begin Data supplied

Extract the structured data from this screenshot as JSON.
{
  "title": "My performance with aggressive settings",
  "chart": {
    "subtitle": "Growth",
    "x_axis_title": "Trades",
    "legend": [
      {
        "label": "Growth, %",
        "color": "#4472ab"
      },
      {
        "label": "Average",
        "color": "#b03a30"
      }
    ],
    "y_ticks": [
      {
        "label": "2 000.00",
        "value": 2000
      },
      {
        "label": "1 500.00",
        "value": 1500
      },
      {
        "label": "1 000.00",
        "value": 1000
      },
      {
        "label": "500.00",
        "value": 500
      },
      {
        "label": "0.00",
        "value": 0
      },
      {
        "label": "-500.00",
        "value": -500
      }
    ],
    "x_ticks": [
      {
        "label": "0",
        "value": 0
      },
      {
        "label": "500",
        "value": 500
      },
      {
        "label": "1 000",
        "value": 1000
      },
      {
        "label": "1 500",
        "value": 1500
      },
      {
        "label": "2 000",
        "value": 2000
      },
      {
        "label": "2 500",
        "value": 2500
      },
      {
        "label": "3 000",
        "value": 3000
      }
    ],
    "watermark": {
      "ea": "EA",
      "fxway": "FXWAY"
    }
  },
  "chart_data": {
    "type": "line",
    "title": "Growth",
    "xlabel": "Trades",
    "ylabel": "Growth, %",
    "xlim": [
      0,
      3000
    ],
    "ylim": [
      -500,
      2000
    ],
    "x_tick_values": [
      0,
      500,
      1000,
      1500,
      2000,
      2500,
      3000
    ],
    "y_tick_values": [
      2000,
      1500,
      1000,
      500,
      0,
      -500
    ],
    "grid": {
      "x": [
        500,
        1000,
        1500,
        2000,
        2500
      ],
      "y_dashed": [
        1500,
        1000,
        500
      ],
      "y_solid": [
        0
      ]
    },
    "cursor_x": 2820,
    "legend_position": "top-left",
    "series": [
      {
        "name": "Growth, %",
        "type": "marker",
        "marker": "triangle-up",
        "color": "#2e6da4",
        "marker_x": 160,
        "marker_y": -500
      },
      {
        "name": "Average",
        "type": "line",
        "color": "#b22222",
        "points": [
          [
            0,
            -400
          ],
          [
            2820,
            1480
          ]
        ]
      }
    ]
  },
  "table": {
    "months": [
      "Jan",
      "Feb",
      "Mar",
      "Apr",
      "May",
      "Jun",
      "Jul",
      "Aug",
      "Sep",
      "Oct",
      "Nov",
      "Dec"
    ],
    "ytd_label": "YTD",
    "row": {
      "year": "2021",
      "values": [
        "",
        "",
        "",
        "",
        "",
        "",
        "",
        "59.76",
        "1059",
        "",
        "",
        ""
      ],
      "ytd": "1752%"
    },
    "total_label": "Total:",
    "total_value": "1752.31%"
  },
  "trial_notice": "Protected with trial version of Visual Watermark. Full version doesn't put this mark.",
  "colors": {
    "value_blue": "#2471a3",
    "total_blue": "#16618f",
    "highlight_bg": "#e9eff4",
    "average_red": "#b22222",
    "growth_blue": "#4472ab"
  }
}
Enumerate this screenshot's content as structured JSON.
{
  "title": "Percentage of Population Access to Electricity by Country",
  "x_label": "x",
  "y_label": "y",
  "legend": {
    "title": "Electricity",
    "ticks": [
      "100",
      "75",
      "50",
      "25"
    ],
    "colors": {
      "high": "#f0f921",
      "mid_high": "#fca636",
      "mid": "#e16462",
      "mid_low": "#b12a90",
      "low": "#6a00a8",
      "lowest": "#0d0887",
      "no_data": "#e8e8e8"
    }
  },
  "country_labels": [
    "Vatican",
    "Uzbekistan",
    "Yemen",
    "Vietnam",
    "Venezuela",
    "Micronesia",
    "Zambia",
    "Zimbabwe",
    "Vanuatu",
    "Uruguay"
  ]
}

end Data supplied

Task details
Reproduce the full listing exactly.

Complete answer
Extract the structured data from this screenshot as JSON.
{
  "title": "My performance with aggressive settings",
  "chart": {
    "subtitle": "Growth",
    "x_axis_title": "Trades",
    "legend": [
      {
        "label": "Growth, %",
        "color": "#4472ab"
      },
      {
        "label": "Average",
        "color": "#b03a30"
      }
    ],
    "y_ticks": [
      {
        "label": "2 000.00",
        "value": 2000
      },
      {
        "label": "1 500.00",
        "value": 1500
      },
      {
        "label": "1 000.00",
        "value": 1000
      },
      {
        "label": "500.00",
        "value": 500
      },
      {
        "label": "0.00",
        "value": 0
      },
      {
        "label": "-500.00",
        "value": -500
      }
    ],
    "x_ticks": [
      {
        "label": "0",
        "value": 0
      },
      {
        "label": "500",
        "value": 500
      },
      {
        "label": "1 000",
        "value": 1000
      },
      {
        "label": "1 500",
        "value": 1500
      },
      {
        "label": "2 000",
        "value": 2000
      },
      {
        "label": "2 500",
        "value": 2500
      },
      {
        "label": "3 000",
        "value": 3000
      }
    ],
    "watermark": {
      "ea": "EA",
      "fxway": "FXWAY"
    }
  },
  "chart_data": {
    "type": "line",
    "title": "Growth",
    "xlabel": "Trades",
    "ylabel": "Growth, %",
    "xlim": [
      0,
      3000
    ],
    "ylim": [
      -500,
      2000
    ],
    "x_tick_values": [
      0,
      500,
      1000,
      1500,
      2000,
      2500,
      3000
    ],
    "y_tick_values": [
      2000,
      1500,
      1000,
      500,
      0,
      -500
    ],
    "grid": {
      "x": [
        500,
        1000,
        1500,
        2000,
        2500
      ],
      "y_dashed": [
        1500,
        1000,
        500
      ],
      "y_solid": [
        0
      ]
    },
    "cursor_x": 2820,
    "legend_position": "top-left",
    "series": [
      {
        "name": "Growth, %",
        "type": "marker",
        "marker": "triangle-up",
        "color": "#2e6da4",
        "marker_x": 160,
        "marker_y": -500
      },
      {
        "name": "Average",
        "type": "line",
        "color": "#b22222",
        "points": [
          [
            0,
            -400
          ],
          [
            2820,
            1480
          ]
        ]
      }
    ]
  },
  "table": {
    "months": [
      "Jan",
      "Feb",
      "Mar",
      "Apr",
      "May",
      "Jun",
      "Jul",
      "Aug",
      "Sep",
      "Oct",
      "Nov",
      "Dec"
    ],
    "ytd_label": "YTD",
    "row": {
      "year": "2021",
      "values": [
        "",
        "",
        "",
        "",
        "",
        "",
        "",
        "59.76",
        "1059",
        "",
        "",
        ""
      ],
      "ytd": "1752%"
    },
    "total_label": "Total:",
    "total_value": "1752.31%"
  },
  "trial_notice": "Protected with trial version of Visual Watermark. Full version doesn't put this mark.",
  "colors": {
    "value_blue": "#2471a3",
    "total_blue": "#16618f",
    "highlight_bg": "#e9eff4",
    "average_red": "#b22222",
    "growth_blue": "#4472ab"
  }
}
Enumerate this screenshot's content as structured JSON.
{
  "title": "Percentage of Population Access to Electricity by Country",
  "x_label": "x",
  "y_label": "y",
  "legend": {
    "title": "Electricity",
    "ticks": [
      "100",
      "75",
      "50",
      "25"
    ],
    "colors": {
      "high": "#f0f921",
      "mid_high": "#fca636",
      "mid": "#e16462",
      "mid_low": "#b12a90",
      "low": "#6a00a8",
      "lowest": "#0d0887",
      "no_data": "#e8e8e8"
    }
  },
  "country_labels": [
    "Vatican",
    "Uzbekistan",
    "Yemen",
    "Vietnam",
    "Venezuela",
    "Micronesia",
    "Zambia",
    "Zimbabwe",
    "Vanuatu",
    "Uruguay"
  ]
}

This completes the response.